* _Exercise_
Copy each record exactly as it reads, leaving out any pictures it holds.

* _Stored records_
begin
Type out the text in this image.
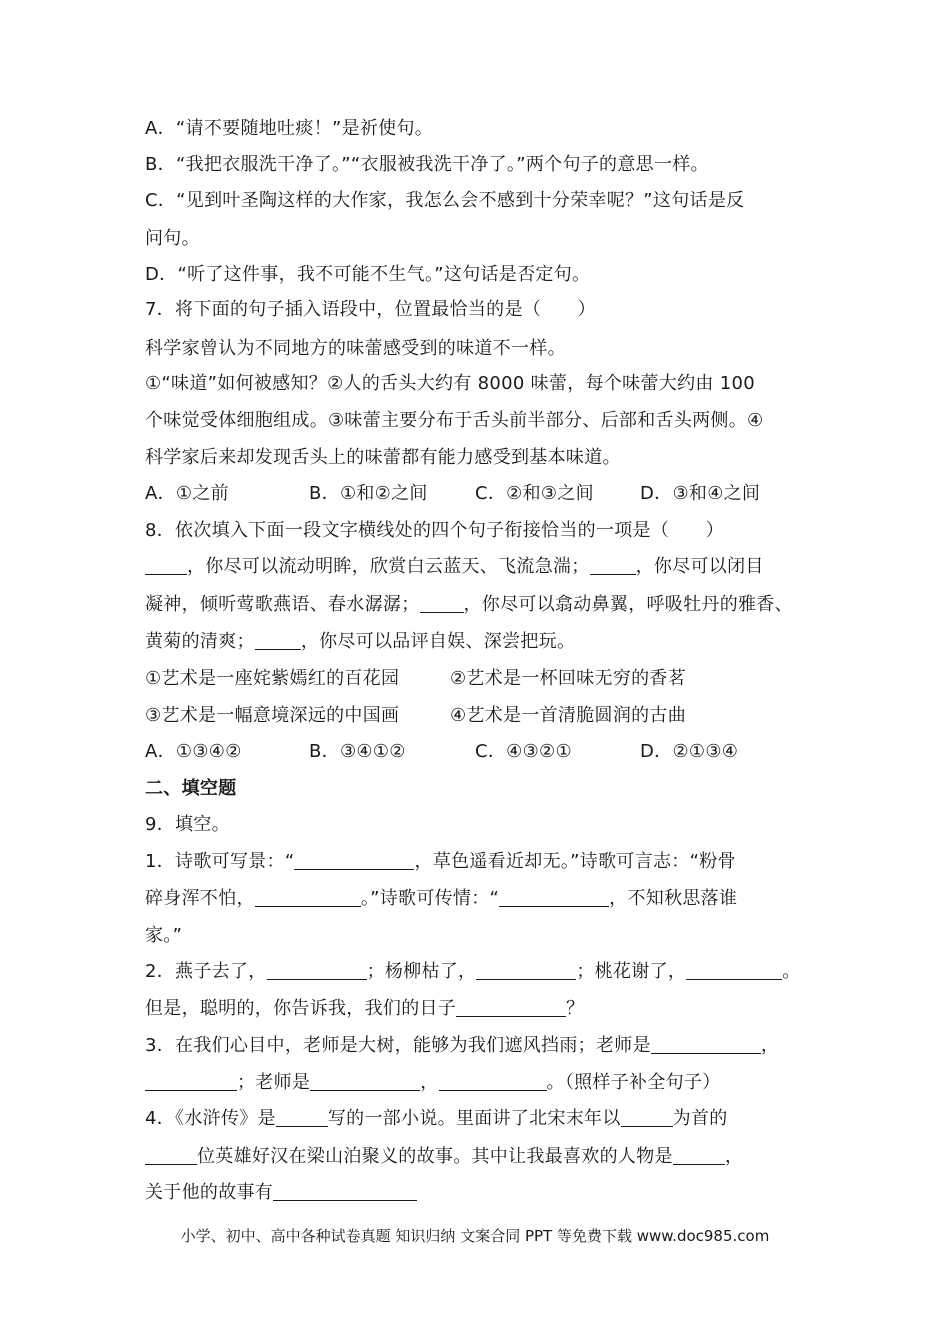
A．“请不要随地吐痰！”是祈使句。
B．“我把衣服洗干净了。”“衣服被我洗干净了。”两个句子的意思一样。
C．“见到叶圣陶这样的大作家，我怎么会不感到十分荣幸呢？”这句话是反
问句。
D．“听了这件事，我不可能不生气。”这句话是否定句。
7．将下面的句子插入语段中，位置最恰当的是（　　）
科学家曾认为不同地方的味蕾感受到的味道不一样。
①“味道”如何被感知？②人的舌头大约有 8000 味蕾，每个味蕾大约由 100
个味觉受体细胞组成。③味蕾主要分布于舌头前半部分、后部和舌头两侧。④
科学家后来却发现舌头上的味蕾都有能力感受到基本味道。
A．①之前	B．①和②之间	C．②和③之间	D．③和④之间
8．依次填入下面一段文字横线处的四个句子衔接恰当的一项是（　　）
，你尽可以流动明眸，欣赏白云蓝天、飞流急湍；	，你尽可以闭目
凝神，倾听莺歌燕语、春水潺潺； ，你尽可以翕动鼻翼，呼吸牡丹的雅香、
黄菊的清爽；	，你尽可以品评自娱、深尝把玩。
①艺术是一座姹紫嫣红的百花园	②艺术是一杯回味无穷的香茗
③艺术是一幅意境深远的中国画	④艺术是一首清脆圆润的古曲
A．①③④②	B．③④①②	C．④③②①	D．②①③④
二、填空题
9．填空。
1．诗歌可写景：“	，草色遥看近却无。”诗歌可言志：“粉骨
碎身浑不怕，	。”诗歌可传情：“	，不知秋思落谁
家。”
2．燕子去了，	；杨柳枯了，	；桃花谢了，	。
但是，聪明的，你告诉我，我们的日子	？
3．在我们心目中，老师是大树，能够为我们遮风挡雨；老师是	，
；老师是	，	。（照样子补全句子）
4．《水浒传》是	写的一部小说。里面讲了北宋末年以	为首的
位英雄好汉在梁山泊聚义的故事。其中让我最喜欢的人物是	，
关于他的故事有
小学、初中、高中各种试卷真题 知识归纳 文案合同 PPT 等免费下载 www.doc985.com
end
* _Response for this exercise_
Type out the text in this image.
A．“请不要随地吐痰！”是祈使句。
B．“我把衣服洗干净了。”“衣服被我洗干净了。”两个句子的意思一样。
C．“见到叶圣陶这样的大作家，我怎么会不感到十分荣幸呢？”这句话是反
问句。
D．“听了这件事，我不可能不生气。”这句话是否定句。
7．将下面的句子插入语段中，位置最恰当的是（　　）
科学家曾认为不同地方的味蕾感受到的味道不一样。
①“味道”如何被感知？②人的舌头大约有 8000 味蕾，每个味蕾大约由 100
个味觉受体细胞组成。③味蕾主要分布于舌头前半部分、后部和舌头两侧。④
科学家后来却发现舌头上的味蕾都有能力感受到基本味道。
A．①之前	B．①和②之间	C．②和③之间	D．③和④之间
8．依次填入下面一段文字横线处的四个句子衔接恰当的一项是（　　）
，你尽可以流动明眸，欣赏白云蓝天、飞流急湍；	，你尽可以闭目
凝神，倾听莺歌燕语、春水潺潺； ，你尽可以翕动鼻翼，呼吸牡丹的雅香、
黄菊的清爽；	，你尽可以品评自娱、深尝把玩。
①艺术是一座姹紫嫣红的百花园	②艺术是一杯回味无穷的香茗
③艺术是一幅意境深远的中国画	④艺术是一首清脆圆润的古曲
A．①③④②	B．③④①②	C．④③②①	D．②①③④
二、填空题
9．填空。
1．诗歌可写景：“	，草色遥看近却无。”诗歌可言志：“粉骨
碎身浑不怕，	。”诗歌可传情：“	，不知秋思落谁
家。”
2．燕子去了，	；杨柳枯了，	；桃花谢了，	。
但是，聪明的，你告诉我，我们的日子	？
3．在我们心目中，老师是大树，能够为我们遮风挡雨；老师是	，
；老师是	，	。（照样子补全句子）
4．《水浒传》是	写的一部小说。里面讲了北宋末年以	为首的
位英雄好汉在梁山泊聚义的故事。其中让我最喜欢的人物是	，
关于他的故事有
小学、初中、高中各种试卷真题 知识归纳 文案合同 PPT 等免费下载 www.doc985.com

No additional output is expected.